Data entries:

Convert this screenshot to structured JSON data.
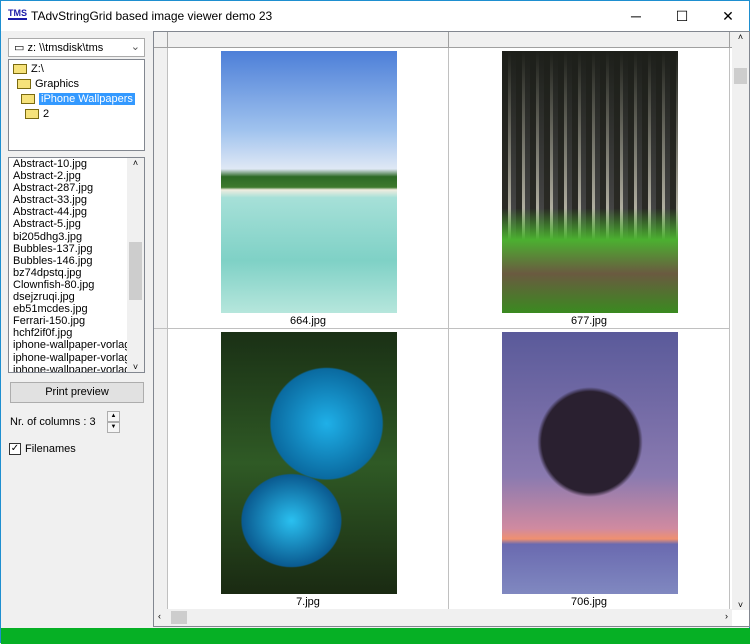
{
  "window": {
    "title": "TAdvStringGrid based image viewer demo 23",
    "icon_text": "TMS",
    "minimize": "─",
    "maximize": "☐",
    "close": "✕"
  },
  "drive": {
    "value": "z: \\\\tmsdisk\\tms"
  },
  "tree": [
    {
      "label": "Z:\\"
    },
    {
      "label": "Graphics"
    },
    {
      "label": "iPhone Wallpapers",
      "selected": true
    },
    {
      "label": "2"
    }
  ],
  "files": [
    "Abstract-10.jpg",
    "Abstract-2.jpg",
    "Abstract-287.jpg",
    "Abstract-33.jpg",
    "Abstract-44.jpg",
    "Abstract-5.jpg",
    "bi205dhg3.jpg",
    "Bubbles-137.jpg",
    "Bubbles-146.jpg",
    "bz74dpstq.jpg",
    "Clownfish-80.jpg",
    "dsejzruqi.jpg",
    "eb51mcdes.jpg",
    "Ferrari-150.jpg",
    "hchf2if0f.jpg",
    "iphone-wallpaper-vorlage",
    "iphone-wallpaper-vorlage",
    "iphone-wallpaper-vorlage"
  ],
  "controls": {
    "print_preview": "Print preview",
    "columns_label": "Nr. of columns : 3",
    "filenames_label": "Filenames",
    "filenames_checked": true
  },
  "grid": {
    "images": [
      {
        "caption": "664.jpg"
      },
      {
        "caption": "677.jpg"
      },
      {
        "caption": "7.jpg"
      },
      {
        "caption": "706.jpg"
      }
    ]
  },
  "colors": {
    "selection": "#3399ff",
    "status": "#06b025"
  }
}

...

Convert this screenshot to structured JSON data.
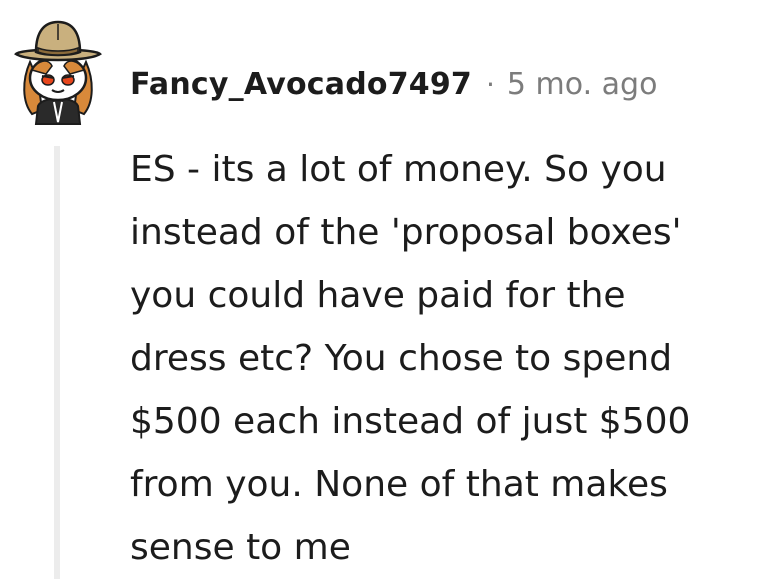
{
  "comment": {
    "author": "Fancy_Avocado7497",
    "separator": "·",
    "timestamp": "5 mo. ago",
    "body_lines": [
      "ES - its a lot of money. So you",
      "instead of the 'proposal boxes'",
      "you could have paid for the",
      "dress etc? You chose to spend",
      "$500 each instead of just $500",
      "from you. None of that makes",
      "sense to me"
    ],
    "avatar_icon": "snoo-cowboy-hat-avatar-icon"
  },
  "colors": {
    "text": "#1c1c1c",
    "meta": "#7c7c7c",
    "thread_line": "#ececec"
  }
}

* * *

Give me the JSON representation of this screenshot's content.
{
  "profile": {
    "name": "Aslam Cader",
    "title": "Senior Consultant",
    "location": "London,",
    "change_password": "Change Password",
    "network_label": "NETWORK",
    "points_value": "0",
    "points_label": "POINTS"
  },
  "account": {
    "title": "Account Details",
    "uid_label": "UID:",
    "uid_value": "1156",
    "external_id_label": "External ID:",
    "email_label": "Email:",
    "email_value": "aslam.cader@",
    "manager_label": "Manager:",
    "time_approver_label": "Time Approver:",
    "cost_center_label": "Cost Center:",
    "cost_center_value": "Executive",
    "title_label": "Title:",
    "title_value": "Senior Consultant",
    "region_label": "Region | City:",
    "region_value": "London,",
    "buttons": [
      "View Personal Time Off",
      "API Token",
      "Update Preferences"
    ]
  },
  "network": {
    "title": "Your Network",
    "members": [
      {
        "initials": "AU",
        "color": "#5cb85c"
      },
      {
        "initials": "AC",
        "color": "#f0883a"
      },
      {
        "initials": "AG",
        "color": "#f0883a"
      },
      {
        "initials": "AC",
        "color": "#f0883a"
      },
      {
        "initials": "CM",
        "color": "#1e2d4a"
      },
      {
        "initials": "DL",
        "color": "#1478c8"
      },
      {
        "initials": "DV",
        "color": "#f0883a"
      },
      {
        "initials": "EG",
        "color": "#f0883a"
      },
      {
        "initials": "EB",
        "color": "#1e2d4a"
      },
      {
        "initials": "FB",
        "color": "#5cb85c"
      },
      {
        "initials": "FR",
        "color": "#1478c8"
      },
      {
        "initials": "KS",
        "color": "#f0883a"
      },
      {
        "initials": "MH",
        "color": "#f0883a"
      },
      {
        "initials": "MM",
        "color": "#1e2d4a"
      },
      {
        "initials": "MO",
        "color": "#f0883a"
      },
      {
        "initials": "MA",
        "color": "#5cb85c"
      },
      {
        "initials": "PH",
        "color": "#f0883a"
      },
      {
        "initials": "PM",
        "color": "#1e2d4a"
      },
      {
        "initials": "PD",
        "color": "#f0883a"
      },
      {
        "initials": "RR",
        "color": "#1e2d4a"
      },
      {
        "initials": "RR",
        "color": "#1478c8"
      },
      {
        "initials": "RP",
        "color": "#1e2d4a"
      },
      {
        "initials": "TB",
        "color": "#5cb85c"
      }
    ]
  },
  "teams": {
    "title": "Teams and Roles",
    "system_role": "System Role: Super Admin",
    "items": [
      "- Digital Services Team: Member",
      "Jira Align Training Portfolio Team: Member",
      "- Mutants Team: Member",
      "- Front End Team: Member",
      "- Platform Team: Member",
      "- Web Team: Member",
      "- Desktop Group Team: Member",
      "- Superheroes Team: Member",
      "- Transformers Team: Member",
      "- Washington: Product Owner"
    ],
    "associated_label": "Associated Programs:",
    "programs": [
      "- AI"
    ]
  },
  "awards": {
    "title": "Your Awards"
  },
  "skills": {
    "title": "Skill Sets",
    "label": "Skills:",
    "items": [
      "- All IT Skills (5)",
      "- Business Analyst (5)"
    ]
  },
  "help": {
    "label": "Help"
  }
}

What needs to be done:
Copy each line of the listing that holds the word "Consultant".

Exercise response:
    "title": "Senior Consultant",
    "title_value": "Senior Consultant",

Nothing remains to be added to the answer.